#### [WHAT IS NEEDED]
Leave the pictures out, and retype all of the material exactly as written.

[Stored records]

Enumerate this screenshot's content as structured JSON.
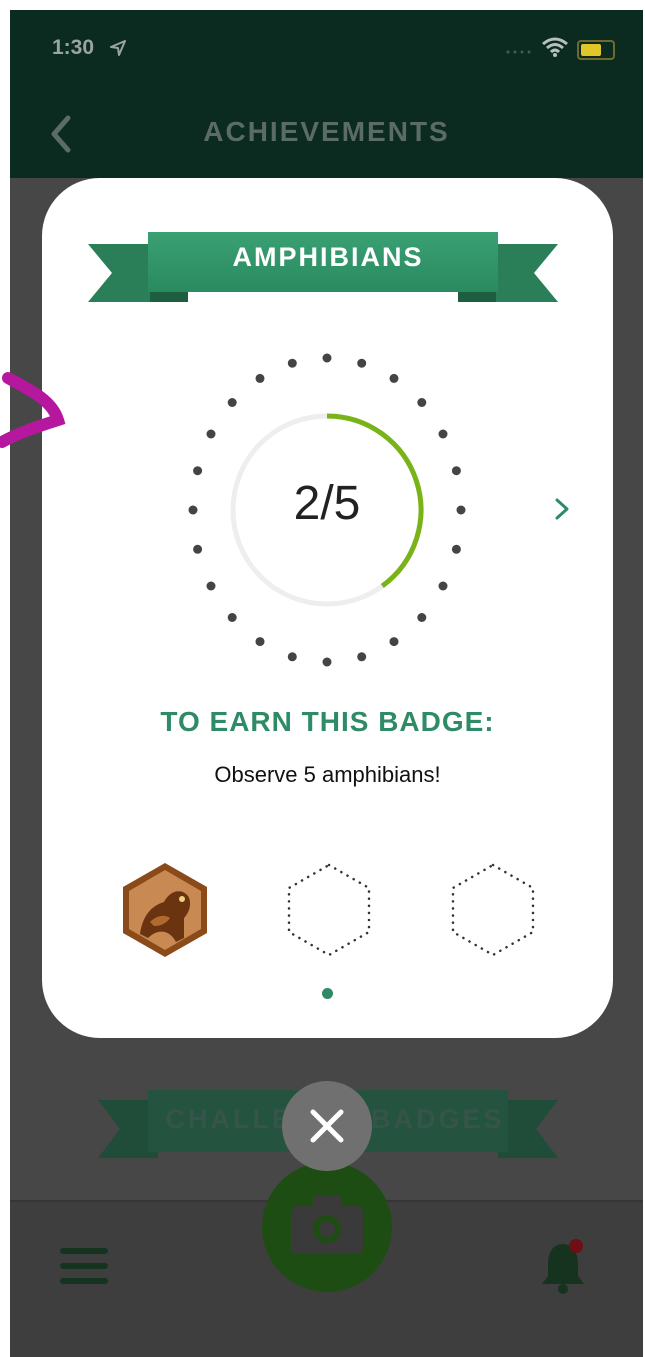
{
  "status_bar": {
    "time": "1:30"
  },
  "header": {
    "title": "ACHIEVEMENTS",
    "back_icon": "chevron-left-icon"
  },
  "modal": {
    "badge_title": "AMPHIBIANS",
    "progress": {
      "current": 2,
      "total": 5,
      "text": "2/5",
      "fraction": 0.4
    },
    "next_icon": "chevron-right-icon",
    "earn_heading": "TO EARN THIS BADGE:",
    "earn_description": "Observe 5 amphibians!",
    "badges": [
      {
        "name": "frog-badge",
        "earned": true
      },
      {
        "name": "empty-badge",
        "earned": false
      },
      {
        "name": "empty-badge",
        "earned": false
      }
    ]
  },
  "background": {
    "section_title": "CHALLENGE BADGES"
  },
  "bottom_nav": {
    "menu_icon": "hamburger-menu-icon",
    "camera_icon": "camera-icon",
    "bell_icon": "bell-icon"
  },
  "close_icon": "close-icon",
  "colors": {
    "header_bg": "#0b2b20",
    "accent_green": "#2e8b66",
    "progress_green": "#7ab317",
    "overlay": "#474747"
  }
}
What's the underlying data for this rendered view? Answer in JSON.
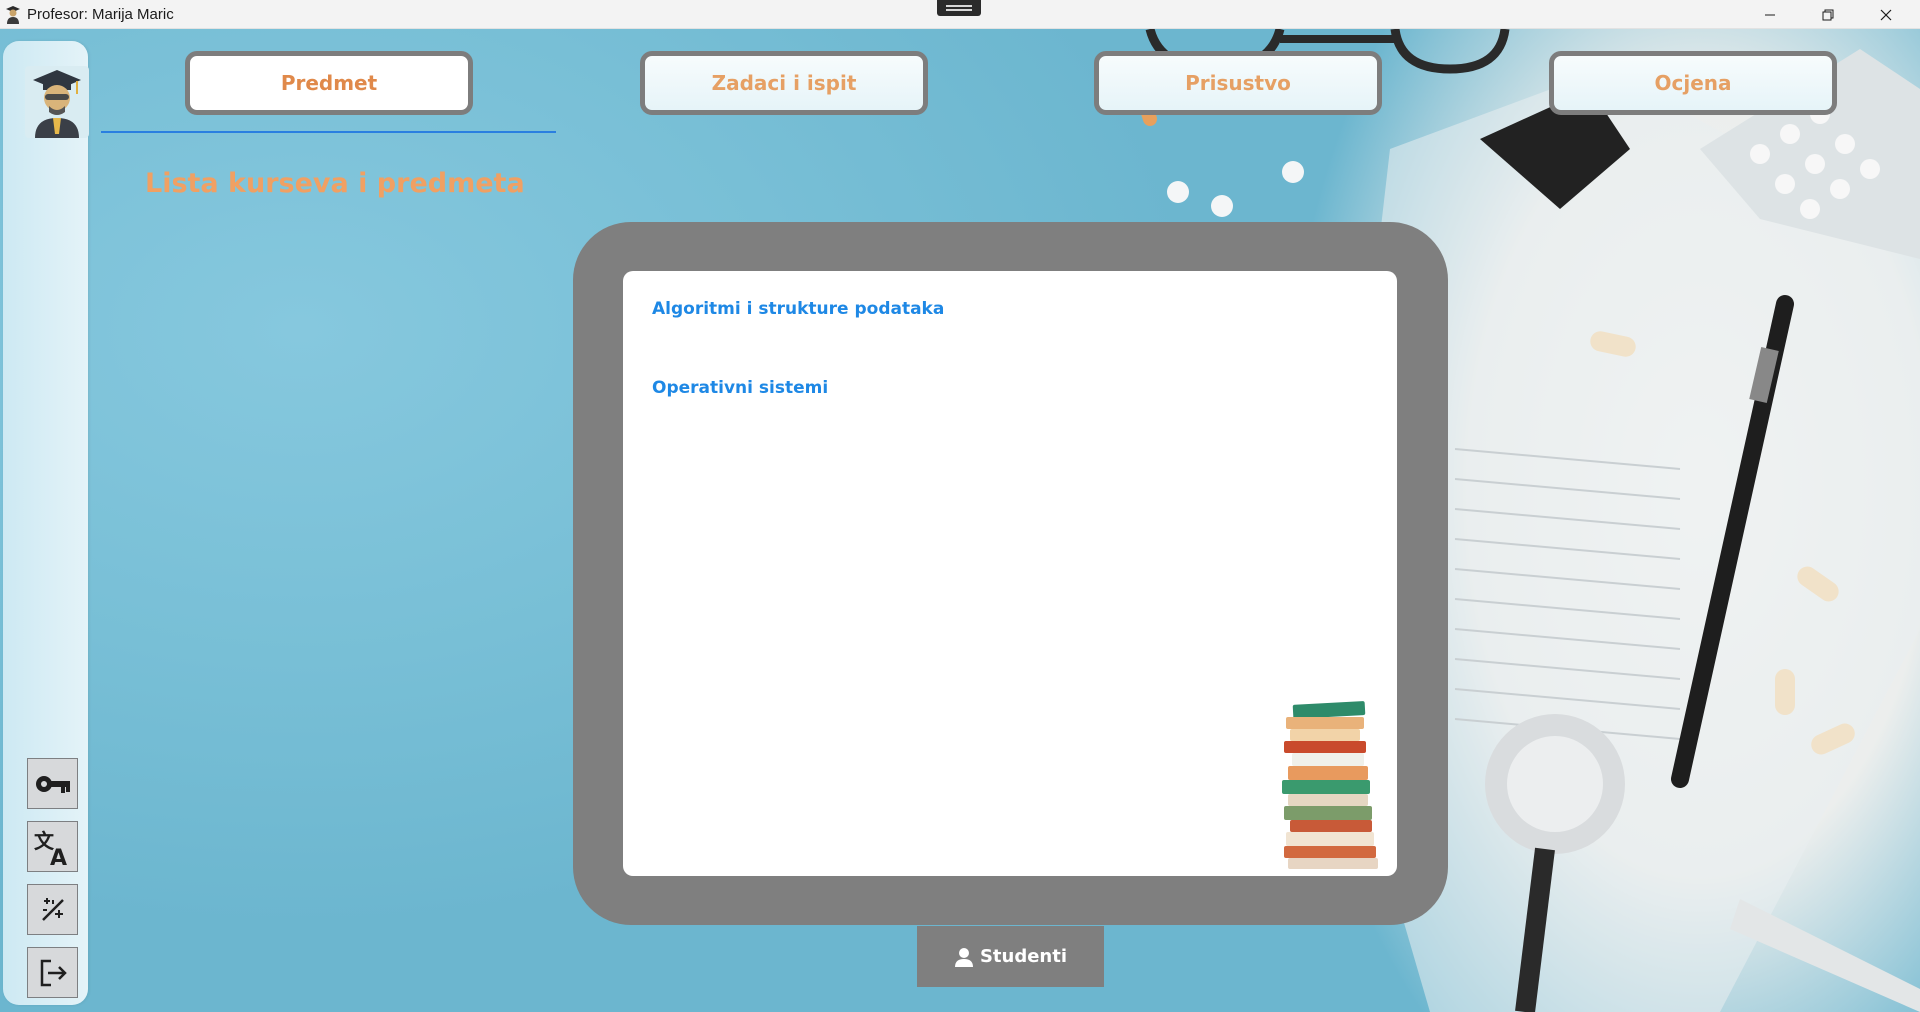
{
  "window": {
    "title": "Profesor: Marija Maric",
    "controls": {
      "minimize_icon": "minimize-icon",
      "maximize_icon": "restore-icon",
      "close_icon": "close-icon"
    }
  },
  "tabs": [
    {
      "label": "Predmet",
      "active": true
    },
    {
      "label": "Zadaci i ispit",
      "active": false
    },
    {
      "label": "Prisustvo",
      "active": false
    },
    {
      "label": "Ocjena",
      "active": false
    }
  ],
  "section_title": "Lista kurseva i predmeta",
  "courses": [
    "Algoritmi i strukture podataka",
    "Operativni sistemi"
  ],
  "students_button": {
    "label": "Studenti",
    "icon": "user-icon"
  },
  "sidebar": {
    "avatar_icon": "professor-avatar-icon",
    "buttons": [
      "key-icon",
      "translate-icon",
      "theme-toggle-icon",
      "logout-icon"
    ]
  },
  "colors": {
    "tab_text": "#e6a064",
    "accent_blue": "#1e88e5",
    "panel_frame": "#7f7f7f",
    "title_orange": "#f0a063"
  }
}
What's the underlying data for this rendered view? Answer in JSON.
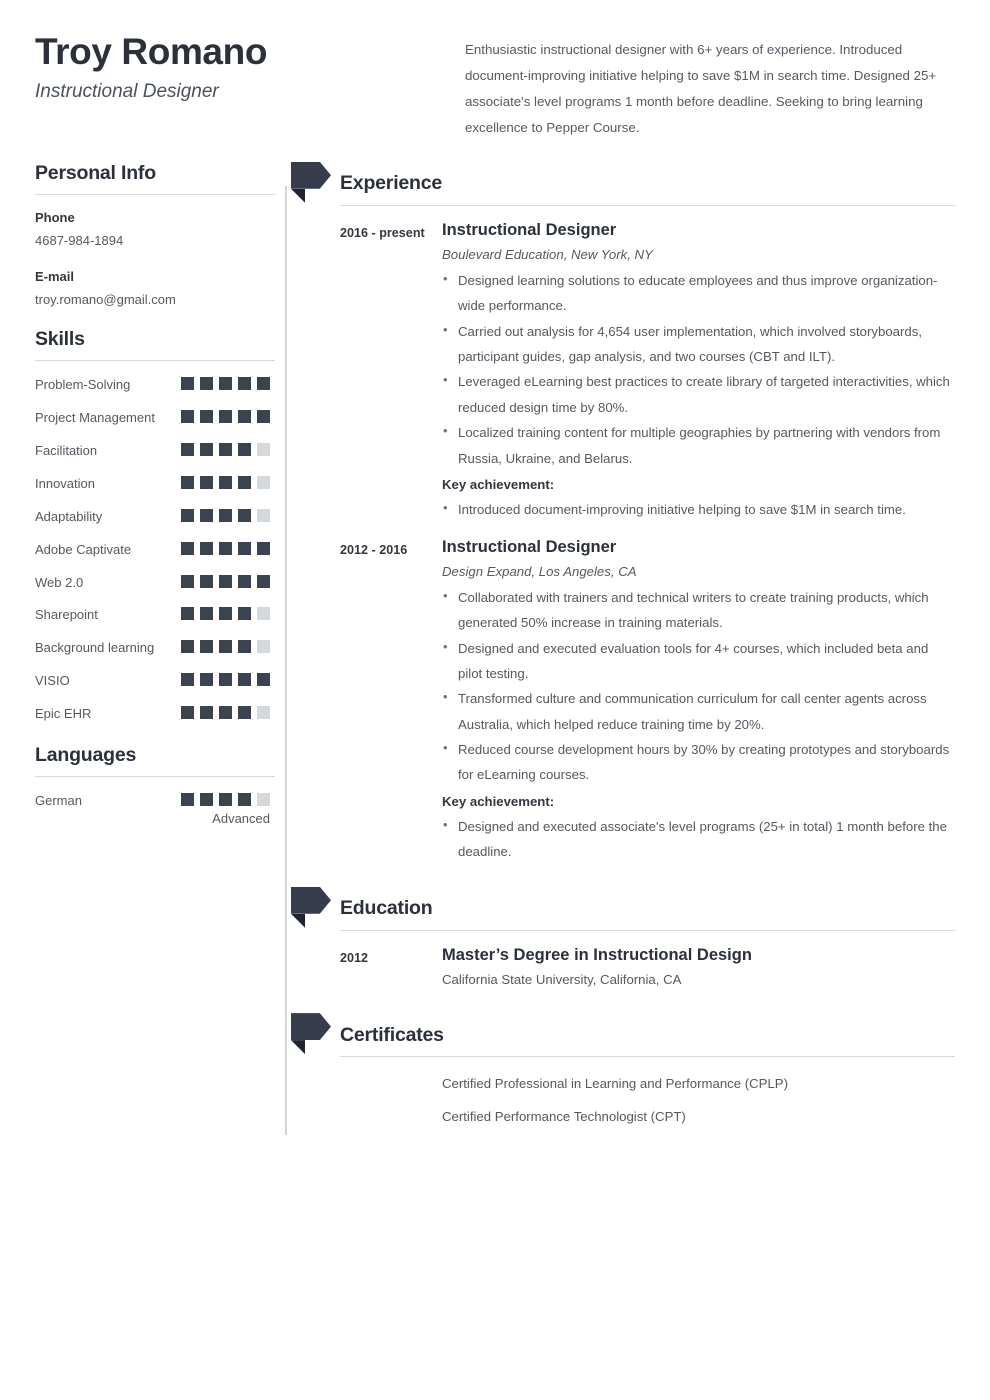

#### [RESPONSE TO THIS EXERCISE]
Enumerate this screenshot's content as structured JSON.
{
  "status_bar": {
    "time": "1:30"
  },
  "header": {
    "title": "ACHIEVEMENTS",
    "back_icon": "chevron-left-icon"
  },
  "modal": {
    "badge_title": "AMPHIBIANS",
    "progress": {
      "current": 2,
      "total": 5,
      "text": "2/5",
      "fraction": 0.4
    },
    "next_icon": "chevron-right-icon",
    "earn_heading": "TO EARN THIS BADGE:",
    "earn_description": "Observe 5 amphibians!",
    "badges": [
      {
        "name": "frog-badge",
        "earned": true
      },
      {
        "name": "empty-badge",
        "earned": false
      },
      {
        "name": "empty-badge",
        "earned": false
      }
    ]
  },
  "background": {
    "section_title": "CHALLENGE BADGES"
  },
  "bottom_nav": {
    "menu_icon": "hamburger-menu-icon",
    "camera_icon": "camera-icon",
    "bell_icon": "bell-icon"
  },
  "close_icon": "close-icon",
  "colors": {
    "header_bg": "#0b2b20",
    "accent_green": "#2e8b66",
    "progress_green": "#7ab317",
    "overlay": "#474747"
  }
}
What's the underlying data for this rendered view? Answer in JSON.
{
  "window": {
    "title": "Profesor: Marija Maric",
    "controls": {
      "minimize_icon": "minimize-icon",
      "maximize_icon": "restore-icon",
      "close_icon": "close-icon"
    }
  },
  "tabs": [
    {
      "label": "Predmet",
      "active": true
    },
    {
      "label": "Zadaci i ispit",
      "active": false
    },
    {
      "label": "Prisustvo",
      "active": false
    },
    {
      "label": "Ocjena",
      "active": false
    }
  ],
  "section_title": "Lista kurseva i predmeta",
  "courses": [
    "Algoritmi i strukture podataka",
    "Operativni sistemi"
  ],
  "students_button": {
    "label": "Studenti",
    "icon": "user-icon"
  },
  "sidebar": {
    "avatar_icon": "professor-avatar-icon",
    "buttons": [
      "key-icon",
      "translate-icon",
      "theme-toggle-icon",
      "logout-icon"
    ]
  },
  "colors": {
    "tab_text": "#e6a064",
    "accent_blue": "#1e88e5",
    "panel_frame": "#7f7f7f",
    "title_orange": "#f0a063"
  }
}
What's the underlying data for this rendered view? Answer in JSON.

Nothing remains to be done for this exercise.